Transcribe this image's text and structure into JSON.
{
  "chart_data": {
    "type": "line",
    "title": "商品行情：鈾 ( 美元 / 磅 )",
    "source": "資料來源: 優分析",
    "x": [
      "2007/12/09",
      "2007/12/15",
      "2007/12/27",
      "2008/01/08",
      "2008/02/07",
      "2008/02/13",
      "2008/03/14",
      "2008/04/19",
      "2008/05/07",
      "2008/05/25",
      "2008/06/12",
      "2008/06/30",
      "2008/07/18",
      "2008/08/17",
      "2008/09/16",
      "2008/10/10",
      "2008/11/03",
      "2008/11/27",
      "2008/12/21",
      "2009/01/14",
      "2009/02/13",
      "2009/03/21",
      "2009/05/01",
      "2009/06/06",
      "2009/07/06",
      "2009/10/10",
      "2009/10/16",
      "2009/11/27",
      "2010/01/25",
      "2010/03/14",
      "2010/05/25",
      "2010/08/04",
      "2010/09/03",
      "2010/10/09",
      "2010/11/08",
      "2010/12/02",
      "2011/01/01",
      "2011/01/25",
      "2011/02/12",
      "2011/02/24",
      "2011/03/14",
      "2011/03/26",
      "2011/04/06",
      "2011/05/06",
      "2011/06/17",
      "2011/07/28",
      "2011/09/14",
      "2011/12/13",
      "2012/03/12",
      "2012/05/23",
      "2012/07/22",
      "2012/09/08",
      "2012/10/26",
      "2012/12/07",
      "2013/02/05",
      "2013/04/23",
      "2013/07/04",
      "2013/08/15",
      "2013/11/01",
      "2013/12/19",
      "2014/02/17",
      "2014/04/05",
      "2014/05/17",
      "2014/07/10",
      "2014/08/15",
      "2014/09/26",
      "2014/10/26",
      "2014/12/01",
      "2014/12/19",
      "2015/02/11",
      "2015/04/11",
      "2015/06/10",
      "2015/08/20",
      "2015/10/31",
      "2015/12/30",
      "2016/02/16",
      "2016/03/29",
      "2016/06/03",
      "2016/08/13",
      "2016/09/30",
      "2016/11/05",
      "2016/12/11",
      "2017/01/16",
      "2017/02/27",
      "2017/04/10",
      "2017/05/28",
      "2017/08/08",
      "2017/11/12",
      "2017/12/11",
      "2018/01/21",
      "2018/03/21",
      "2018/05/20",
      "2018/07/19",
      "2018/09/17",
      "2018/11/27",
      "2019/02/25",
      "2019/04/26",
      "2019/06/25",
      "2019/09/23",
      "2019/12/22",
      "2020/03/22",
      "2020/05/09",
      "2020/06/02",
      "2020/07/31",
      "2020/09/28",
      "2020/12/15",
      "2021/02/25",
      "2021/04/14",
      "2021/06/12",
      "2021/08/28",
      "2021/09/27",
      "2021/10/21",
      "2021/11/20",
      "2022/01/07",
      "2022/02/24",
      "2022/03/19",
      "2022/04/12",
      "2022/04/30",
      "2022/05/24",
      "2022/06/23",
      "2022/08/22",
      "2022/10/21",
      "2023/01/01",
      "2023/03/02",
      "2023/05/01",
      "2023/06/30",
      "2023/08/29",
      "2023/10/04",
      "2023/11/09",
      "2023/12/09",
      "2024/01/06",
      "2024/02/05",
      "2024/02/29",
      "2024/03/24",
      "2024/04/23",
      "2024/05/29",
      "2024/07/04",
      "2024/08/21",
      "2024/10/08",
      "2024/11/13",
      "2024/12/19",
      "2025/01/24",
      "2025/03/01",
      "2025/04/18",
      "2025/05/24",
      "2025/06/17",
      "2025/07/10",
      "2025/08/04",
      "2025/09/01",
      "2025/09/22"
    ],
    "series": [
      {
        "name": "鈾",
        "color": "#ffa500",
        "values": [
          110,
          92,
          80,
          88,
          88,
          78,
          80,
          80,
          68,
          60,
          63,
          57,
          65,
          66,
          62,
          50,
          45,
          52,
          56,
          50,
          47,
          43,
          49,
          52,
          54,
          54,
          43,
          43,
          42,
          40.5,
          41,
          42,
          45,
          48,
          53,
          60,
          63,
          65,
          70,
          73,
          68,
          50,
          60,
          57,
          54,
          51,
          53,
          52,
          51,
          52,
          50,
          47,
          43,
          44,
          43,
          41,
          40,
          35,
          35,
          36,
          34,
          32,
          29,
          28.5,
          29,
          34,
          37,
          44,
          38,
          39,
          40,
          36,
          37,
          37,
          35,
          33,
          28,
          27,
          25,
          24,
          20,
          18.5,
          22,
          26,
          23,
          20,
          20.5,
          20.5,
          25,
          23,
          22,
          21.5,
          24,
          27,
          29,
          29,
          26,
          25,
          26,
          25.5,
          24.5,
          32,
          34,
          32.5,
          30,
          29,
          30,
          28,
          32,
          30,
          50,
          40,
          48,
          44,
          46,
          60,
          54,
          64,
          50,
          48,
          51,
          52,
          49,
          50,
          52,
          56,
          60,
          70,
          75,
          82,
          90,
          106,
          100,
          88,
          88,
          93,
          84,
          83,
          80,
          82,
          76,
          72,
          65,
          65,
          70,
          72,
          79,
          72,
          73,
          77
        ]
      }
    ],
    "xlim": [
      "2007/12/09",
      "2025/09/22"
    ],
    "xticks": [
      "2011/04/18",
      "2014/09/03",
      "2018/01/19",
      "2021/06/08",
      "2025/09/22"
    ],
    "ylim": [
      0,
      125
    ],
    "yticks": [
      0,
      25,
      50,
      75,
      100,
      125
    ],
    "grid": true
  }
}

————————

**PROBLEM**
Repeat the data precisely, line by line.

**PROBLEM SOLUTION**
Transcribe this image's text and structure into JSON.
{
  "chart_data": {
    "type": "line",
    "title": "商品行情：鈾 ( 美元 / 磅 )",
    "source": "資料來源: 優分析",
    "x": [
      "2007/12/09",
      "2007/12/15",
      "2007/12/27",
      "2008/01/08",
      "2008/02/07",
      "2008/02/13",
      "2008/03/14",
      "2008/04/19",
      "2008/05/07",
      "2008/05/25",
      "2008/06/12",
      "2008/06/30",
      "2008/07/18",
      "2008/08/17",
      "2008/09/16",
      "2008/10/10",
      "2008/11/03",
      "2008/11/27",
      "2008/12/21",
      "2009/01/14",
      "2009/02/13",
      "2009/03/21",
      "2009/05/01",
      "2009/06/06",
      "2009/07/06",
      "2009/10/10",
      "2009/10/16",
      "2009/11/27",
      "2010/01/25",
      "2010/03/14",
      "2010/05/25",
      "2010/08/04",
      "2010/09/03",
      "2010/10/09",
      "2010/11/08",
      "2010/12/02",
      "2011/01/01",
      "2011/01/25",
      "2011/02/12",
      "2011/02/24",
      "2011/03/14",
      "2011/03/26",
      "2011/04/06",
      "2011/05/06",
      "2011/06/17",
      "2011/07/28",
      "2011/09/14",
      "2011/12/13",
      "2012/03/12",
      "2012/05/23",
      "2012/07/22",
      "2012/09/08",
      "2012/10/26",
      "2012/12/07",
      "2013/02/05",
      "2013/04/23",
      "2013/07/04",
      "2013/08/15",
      "2013/11/01",
      "2013/12/19",
      "2014/02/17",
      "2014/04/05",
      "2014/05/17",
      "2014/07/10",
      "2014/08/15",
      "2014/09/26",
      "2014/10/26",
      "2014/12/01",
      "2014/12/19",
      "2015/02/11",
      "2015/04/11",
      "2015/06/10",
      "2015/08/20",
      "2015/10/31",
      "2015/12/30",
      "2016/02/16",
      "2016/03/29",
      "2016/06/03",
      "2016/08/13",
      "2016/09/30",
      "2016/11/05",
      "2016/12/11",
      "2017/01/16",
      "2017/02/27",
      "2017/04/10",
      "2017/05/28",
      "2017/08/08",
      "2017/11/12",
      "2017/12/11",
      "2018/01/21",
      "2018/03/21",
      "2018/05/20",
      "2018/07/19",
      "2018/09/17",
      "2018/11/27",
      "2019/02/25",
      "2019/04/26",
      "2019/06/25",
      "2019/09/23",
      "2019/12/22",
      "2020/03/22",
      "2020/05/09",
      "2020/06/02",
      "2020/07/31",
      "2020/09/28",
      "2020/12/15",
      "2021/02/25",
      "2021/04/14",
      "2021/06/12",
      "2021/08/28",
      "2021/09/27",
      "2021/10/21",
      "2021/11/20",
      "2022/01/07",
      "2022/02/24",
      "2022/03/19",
      "2022/04/12",
      "2022/04/30",
      "2022/05/24",
      "2022/06/23",
      "2022/08/22",
      "2022/10/21",
      "2023/01/01",
      "2023/03/02",
      "2023/05/01",
      "2023/06/30",
      "2023/08/29",
      "2023/10/04",
      "2023/11/09",
      "2023/12/09",
      "2024/01/06",
      "2024/02/05",
      "2024/02/29",
      "2024/03/24",
      "2024/04/23",
      "2024/05/29",
      "2024/07/04",
      "2024/08/21",
      "2024/10/08",
      "2024/11/13",
      "2024/12/19",
      "2025/01/24",
      "2025/03/01",
      "2025/04/18",
      "2025/05/24",
      "2025/06/17",
      "2025/07/10",
      "2025/08/04",
      "2025/09/01",
      "2025/09/22"
    ],
    "series": [
      {
        "name": "鈾",
        "color": "#ffa500",
        "values": [
          110,
          92,
          80,
          88,
          88,
          78,
          80,
          80,
          68,
          60,
          63,
          57,
          65,
          66,
          62,
          50,
          45,
          52,
          56,
          50,
          47,
          43,
          49,
          52,
          54,
          54,
          43,
          43,
          42,
          40.5,
          41,
          42,
          45,
          48,
          53,
          60,
          63,
          65,
          70,
          73,
          68,
          50,
          60,
          57,
          54,
          51,
          53,
          52,
          51,
          52,
          50,
          47,
          43,
          44,
          43,
          41,
          40,
          35,
          35,
          36,
          34,
          32,
          29,
          28.5,
          29,
          34,
          37,
          44,
          38,
          39,
          40,
          36,
          37,
          37,
          35,
          33,
          28,
          27,
          25,
          24,
          20,
          18.5,
          22,
          26,
          23,
          20,
          20.5,
          20.5,
          25,
          23,
          22,
          21.5,
          24,
          27,
          29,
          29,
          26,
          25,
          26,
          25.5,
          24.5,
          32,
          34,
          32.5,
          30,
          29,
          30,
          28,
          32,
          30,
          50,
          40,
          48,
          44,
          46,
          60,
          54,
          64,
          50,
          48,
          51,
          52,
          49,
          50,
          52,
          56,
          60,
          70,
          75,
          82,
          90,
          106,
          100,
          88,
          88,
          93,
          84,
          83,
          80,
          82,
          76,
          72,
          65,
          65,
          70,
          72,
          79,
          72,
          73,
          77
        ]
      }
    ],
    "xlim": [
      "2007/12/09",
      "2025/09/22"
    ],
    "xticks": [
      "2011/04/18",
      "2014/09/03",
      "2018/01/19",
      "2021/06/08",
      "2025/09/22"
    ],
    "ylim": [
      0,
      125
    ],
    "yticks": [
      0,
      25,
      50,
      75,
      100,
      125
    ],
    "grid": true
  }
}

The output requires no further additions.